* To be done:
• A. According to the boating journal, what boat do Ginny and the writer now own and operate?
• B. Carry on writing the boating journal after its final sentence.

* Text to read:
Saturday, August 10, 2013

Leaving Craig for the beautiful El Capitan Passage and its ancient Caves


Ginny and I have been happily married for 50 years , have 2 sons and 6 grandchildren. We have been avid boaters since the mid 1970's. We have sailed in various parts of the world making 'bareboat' charter trips in the Washington and Canadian San Juans and Gulf Islands, Maine,the British Virgins, South Pacific's Moorea and Tuamoto's and New Zealand. We owned and raced a J-24, Laser, and cruised a Newport 30 before buying a long range trawler in 2003 and cruising the waters of the Pacific Northwest and the 'Inside Passage' of British Columbia to SE Alaska for the last 10 years. After first owning a 2000 Selene 47, and 2002 Selene 50 (both named 'Ina Marie', we now, in the 'bell lap' of our boating days, own, operate and thoroughly enjoy 'Ginny C' , our 2007 Selene 42.





Thursday, August 1, 2013, Craig to Sarker Cove    To see our locations click on this text


Weather continues to be beautiful as we leave Craig this morning on our 43km cruise to Sarker Cove in anticipation of our trip through El Capitan Passage and Narrows. It is hard to believe that it has been  a week since we left Ketchikan.

Our early morning departure brings us into fog after we exit San Cristobal passage.  For about 1.5 to 2 hours we run in fog on Radar with visibility ranging from 1.5 to less than 1/4 mile visibility.  Very few targets encountered except for a few fishing boats. 
The fog totally burned off about 3 miles before entering Karheen Narrows and entering the 1.5 miles of rock piles crossing Tuxekan Bay  and heading up Tuxekan  Passage on into  Sarker Cove for the night.  This beautiful cove was a wonderful place to stay. 

Luxury class El Capitan fishing lodge sits midway in and is a beautiful spot. 
Fish are literally swarming in the bay jumping everywhere.  Huge schools are congregating at the mouth of the river for spawning.  There has been no rain anywhere near here for weeks so the spawning streams every where are almost running dry giving no room for fish movement. As we take a dingy and kayak run up to the river entrance fish are jumping so close to us that they almost splash us. We can see them in swarms everywhere but they won’t hit our lures.

Element and box listings:
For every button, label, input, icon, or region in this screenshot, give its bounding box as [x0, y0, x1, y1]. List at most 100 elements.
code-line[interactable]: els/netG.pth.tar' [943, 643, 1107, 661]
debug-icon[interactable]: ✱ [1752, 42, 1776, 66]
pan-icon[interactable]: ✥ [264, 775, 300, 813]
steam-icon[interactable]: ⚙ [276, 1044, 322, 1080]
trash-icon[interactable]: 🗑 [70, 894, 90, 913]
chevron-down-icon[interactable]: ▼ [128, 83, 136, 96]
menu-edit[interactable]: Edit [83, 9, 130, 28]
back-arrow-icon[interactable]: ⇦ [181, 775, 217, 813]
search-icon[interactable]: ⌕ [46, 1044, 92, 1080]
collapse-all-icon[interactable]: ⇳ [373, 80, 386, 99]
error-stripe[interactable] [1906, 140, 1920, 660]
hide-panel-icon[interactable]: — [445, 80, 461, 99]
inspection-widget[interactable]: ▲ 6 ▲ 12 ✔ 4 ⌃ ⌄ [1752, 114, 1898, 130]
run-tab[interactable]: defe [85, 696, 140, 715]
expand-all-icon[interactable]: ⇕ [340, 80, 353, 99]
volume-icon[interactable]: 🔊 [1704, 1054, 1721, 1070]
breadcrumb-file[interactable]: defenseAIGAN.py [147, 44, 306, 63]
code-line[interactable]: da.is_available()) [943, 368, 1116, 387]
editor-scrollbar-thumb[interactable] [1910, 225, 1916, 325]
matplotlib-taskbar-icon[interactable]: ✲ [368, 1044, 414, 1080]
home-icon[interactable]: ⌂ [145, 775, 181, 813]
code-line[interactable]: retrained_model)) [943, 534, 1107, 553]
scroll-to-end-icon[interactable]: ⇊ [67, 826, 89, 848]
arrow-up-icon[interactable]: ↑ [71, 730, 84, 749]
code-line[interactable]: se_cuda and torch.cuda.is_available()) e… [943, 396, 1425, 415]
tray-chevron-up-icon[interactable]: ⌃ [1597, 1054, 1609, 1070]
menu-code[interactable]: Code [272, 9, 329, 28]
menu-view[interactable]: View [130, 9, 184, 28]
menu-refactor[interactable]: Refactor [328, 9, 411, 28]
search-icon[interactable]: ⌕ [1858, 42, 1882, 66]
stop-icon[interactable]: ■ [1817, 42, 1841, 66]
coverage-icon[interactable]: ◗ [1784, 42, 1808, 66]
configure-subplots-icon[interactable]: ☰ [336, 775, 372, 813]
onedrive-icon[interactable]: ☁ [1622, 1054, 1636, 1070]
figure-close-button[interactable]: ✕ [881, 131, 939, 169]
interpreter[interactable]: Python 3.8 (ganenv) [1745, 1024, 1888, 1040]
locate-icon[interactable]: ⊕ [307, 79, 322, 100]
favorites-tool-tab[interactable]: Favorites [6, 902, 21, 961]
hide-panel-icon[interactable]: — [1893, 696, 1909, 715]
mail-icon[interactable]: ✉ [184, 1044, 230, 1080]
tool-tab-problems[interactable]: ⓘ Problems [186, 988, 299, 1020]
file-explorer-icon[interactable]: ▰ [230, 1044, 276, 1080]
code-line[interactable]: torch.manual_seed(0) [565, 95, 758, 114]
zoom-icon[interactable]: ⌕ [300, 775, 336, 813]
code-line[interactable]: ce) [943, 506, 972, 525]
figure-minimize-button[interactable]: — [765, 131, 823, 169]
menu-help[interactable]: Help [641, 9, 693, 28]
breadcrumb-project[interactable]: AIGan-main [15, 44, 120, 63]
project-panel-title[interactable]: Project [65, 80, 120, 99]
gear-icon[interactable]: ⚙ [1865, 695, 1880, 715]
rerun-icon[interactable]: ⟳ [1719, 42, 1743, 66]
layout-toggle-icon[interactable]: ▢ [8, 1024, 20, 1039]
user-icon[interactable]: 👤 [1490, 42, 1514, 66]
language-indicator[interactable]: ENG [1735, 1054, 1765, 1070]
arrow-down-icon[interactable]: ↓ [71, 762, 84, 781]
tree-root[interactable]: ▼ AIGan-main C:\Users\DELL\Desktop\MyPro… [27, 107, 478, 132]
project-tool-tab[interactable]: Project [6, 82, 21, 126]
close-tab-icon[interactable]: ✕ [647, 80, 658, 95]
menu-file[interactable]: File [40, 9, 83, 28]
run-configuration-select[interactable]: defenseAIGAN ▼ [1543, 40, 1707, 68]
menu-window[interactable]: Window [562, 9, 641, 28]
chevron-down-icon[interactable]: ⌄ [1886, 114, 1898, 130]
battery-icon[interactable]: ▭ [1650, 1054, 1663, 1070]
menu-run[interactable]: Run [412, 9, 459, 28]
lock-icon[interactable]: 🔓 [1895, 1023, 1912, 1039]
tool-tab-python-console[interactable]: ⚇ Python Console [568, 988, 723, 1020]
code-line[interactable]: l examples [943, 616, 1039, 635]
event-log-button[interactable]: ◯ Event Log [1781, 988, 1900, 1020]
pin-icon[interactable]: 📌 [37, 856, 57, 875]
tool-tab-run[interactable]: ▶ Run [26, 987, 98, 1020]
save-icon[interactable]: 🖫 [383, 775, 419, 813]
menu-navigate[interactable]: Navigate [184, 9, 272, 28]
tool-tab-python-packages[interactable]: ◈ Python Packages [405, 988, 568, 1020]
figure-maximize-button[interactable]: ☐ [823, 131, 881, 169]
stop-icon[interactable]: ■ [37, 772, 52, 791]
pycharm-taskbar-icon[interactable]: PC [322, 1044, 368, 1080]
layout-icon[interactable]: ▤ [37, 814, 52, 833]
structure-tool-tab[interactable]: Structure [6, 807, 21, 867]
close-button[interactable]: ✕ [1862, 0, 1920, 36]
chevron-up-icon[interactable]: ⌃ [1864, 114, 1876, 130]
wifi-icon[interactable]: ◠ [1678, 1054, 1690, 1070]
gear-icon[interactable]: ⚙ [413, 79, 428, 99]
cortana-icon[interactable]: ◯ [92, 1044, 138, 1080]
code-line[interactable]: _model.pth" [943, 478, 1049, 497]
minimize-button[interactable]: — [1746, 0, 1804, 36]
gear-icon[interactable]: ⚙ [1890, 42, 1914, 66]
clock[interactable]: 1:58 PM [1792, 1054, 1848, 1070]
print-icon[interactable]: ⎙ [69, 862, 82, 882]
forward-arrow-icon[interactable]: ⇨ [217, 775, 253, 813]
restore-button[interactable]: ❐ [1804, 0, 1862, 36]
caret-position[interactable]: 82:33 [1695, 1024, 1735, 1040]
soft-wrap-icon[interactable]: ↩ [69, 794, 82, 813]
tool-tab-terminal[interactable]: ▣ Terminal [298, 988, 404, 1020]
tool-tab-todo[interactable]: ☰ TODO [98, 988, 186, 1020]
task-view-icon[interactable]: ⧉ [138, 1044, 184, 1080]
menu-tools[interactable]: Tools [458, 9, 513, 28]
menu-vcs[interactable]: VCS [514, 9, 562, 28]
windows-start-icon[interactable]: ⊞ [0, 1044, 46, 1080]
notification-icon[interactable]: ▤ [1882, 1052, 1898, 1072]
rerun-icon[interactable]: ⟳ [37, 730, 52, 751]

* Results in order:
• A. 'Ginny C', a 2007 Selene 42.

• B.
As we return to Ginny C we realize the water is quite warm.  It reads s 73.8 on my fishfinder. This is totally unbelievable!!---- Warmer than Desolation Sound’s Prideaux Haven Cove.  Needles to say, Dave D and I took a swim and bathed.  Also the water here is brackish with a big fresh water layer on top of the salt water.  As soon as we dive in we discover that the 73+ water is a layer only about three feet down---feet freezing cold but toasty warm on the surface layer.  But after lathering up we did not even need a fresh water rinse because this warm top layer was almost totally freshwater 

Our Whale citing for the day has been four , one as we left Craig and three after we came through Tuxekan Narrows.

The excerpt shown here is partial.